[Lines of data]
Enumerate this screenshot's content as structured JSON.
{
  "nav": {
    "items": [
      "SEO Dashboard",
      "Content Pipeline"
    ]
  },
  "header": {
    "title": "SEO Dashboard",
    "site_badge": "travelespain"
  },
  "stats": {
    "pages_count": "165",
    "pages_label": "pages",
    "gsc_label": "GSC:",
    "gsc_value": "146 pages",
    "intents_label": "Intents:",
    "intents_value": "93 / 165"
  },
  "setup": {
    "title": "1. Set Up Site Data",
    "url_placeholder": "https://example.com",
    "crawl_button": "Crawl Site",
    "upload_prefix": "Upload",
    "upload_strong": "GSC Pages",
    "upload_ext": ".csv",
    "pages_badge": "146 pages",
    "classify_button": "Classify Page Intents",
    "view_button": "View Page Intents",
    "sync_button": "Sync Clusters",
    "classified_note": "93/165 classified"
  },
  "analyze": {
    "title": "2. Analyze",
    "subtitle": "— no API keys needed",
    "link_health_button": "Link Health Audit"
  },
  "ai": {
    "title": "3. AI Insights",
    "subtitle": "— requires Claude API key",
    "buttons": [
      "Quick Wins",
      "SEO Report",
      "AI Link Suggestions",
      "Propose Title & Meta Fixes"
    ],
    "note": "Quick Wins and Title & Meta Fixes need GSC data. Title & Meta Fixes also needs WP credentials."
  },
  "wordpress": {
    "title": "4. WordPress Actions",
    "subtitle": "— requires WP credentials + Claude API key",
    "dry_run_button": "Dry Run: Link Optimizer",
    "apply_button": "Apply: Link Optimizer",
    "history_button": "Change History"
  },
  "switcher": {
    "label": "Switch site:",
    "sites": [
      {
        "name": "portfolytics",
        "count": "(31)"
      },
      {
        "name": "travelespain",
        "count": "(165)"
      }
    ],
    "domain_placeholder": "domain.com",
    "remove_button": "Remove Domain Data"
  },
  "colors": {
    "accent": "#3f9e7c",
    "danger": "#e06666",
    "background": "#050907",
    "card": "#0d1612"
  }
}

PROBLEM. Respond with nothing but the number of lines in the entries that contain the string "Fixes".

THE RESPONSE. 2